DATA EXCERPTS =
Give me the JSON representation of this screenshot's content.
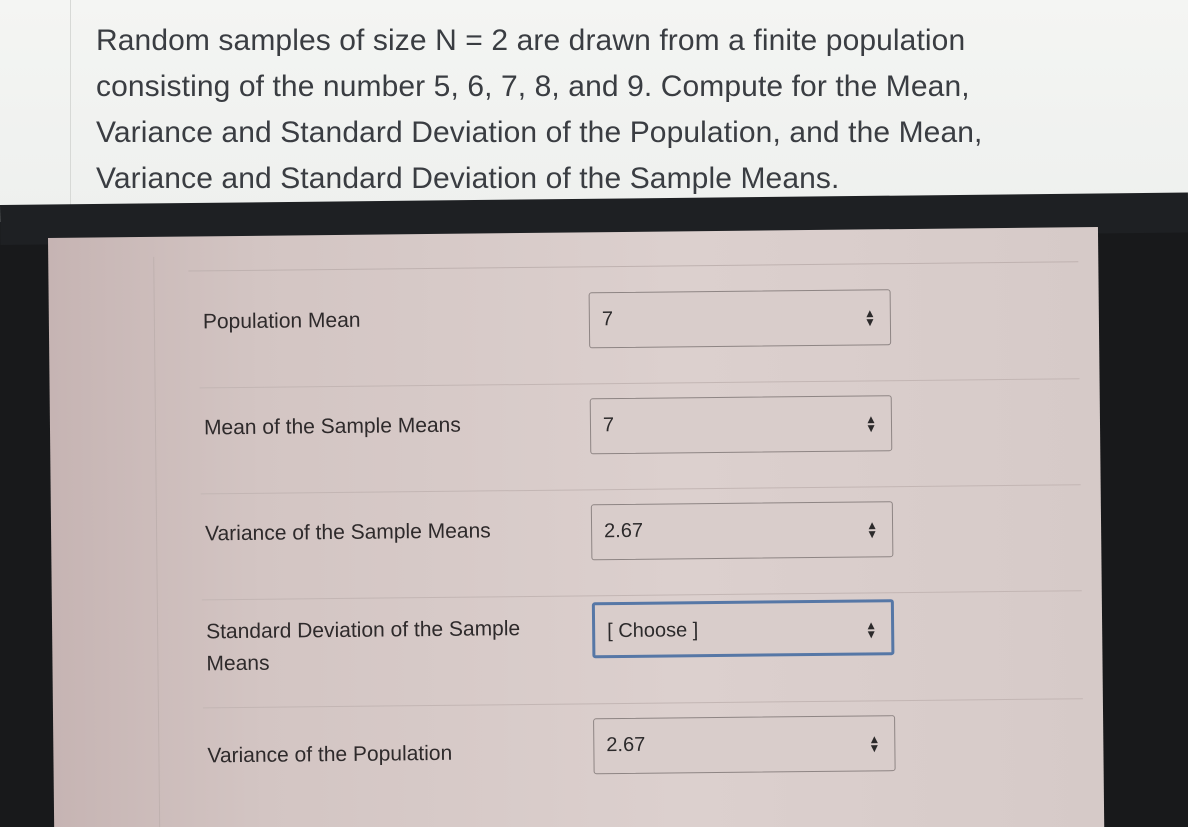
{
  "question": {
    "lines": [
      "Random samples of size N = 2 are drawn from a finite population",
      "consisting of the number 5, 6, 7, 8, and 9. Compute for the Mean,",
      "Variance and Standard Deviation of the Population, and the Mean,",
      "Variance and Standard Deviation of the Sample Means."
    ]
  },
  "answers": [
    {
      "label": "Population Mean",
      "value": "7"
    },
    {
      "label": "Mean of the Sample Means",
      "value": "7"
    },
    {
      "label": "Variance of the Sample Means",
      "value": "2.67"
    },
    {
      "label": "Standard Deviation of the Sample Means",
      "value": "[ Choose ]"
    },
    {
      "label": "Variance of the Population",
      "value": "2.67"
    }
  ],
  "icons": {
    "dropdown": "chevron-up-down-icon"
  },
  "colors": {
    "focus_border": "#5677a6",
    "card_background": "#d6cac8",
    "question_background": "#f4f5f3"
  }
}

STATED TASK = Extract the entries in full, exactly as they are, minus the pictures.

SOLUTION =
Give me the JSON representation of this screenshot's content.
{
  "question": {
    "lines": [
      "Random samples of size N = 2 are drawn from a finite population",
      "consisting of the number 5, 6, 7, 8, and 9. Compute for the Mean,",
      "Variance and Standard Deviation of the Population, and the Mean,",
      "Variance and Standard Deviation of the Sample Means."
    ]
  },
  "answers": [
    {
      "label": "Population Mean",
      "value": "7"
    },
    {
      "label": "Mean of the Sample Means",
      "value": "7"
    },
    {
      "label": "Variance of the Sample Means",
      "value": "2.67"
    },
    {
      "label": "Standard Deviation of the Sample Means",
      "value": "[ Choose ]"
    },
    {
      "label": "Variance of the Population",
      "value": "2.67"
    }
  ],
  "icons": {
    "dropdown": "chevron-up-down-icon"
  },
  "colors": {
    "focus_border": "#5677a6",
    "card_background": "#d6cac8",
    "question_background": "#f4f5f3"
  }
}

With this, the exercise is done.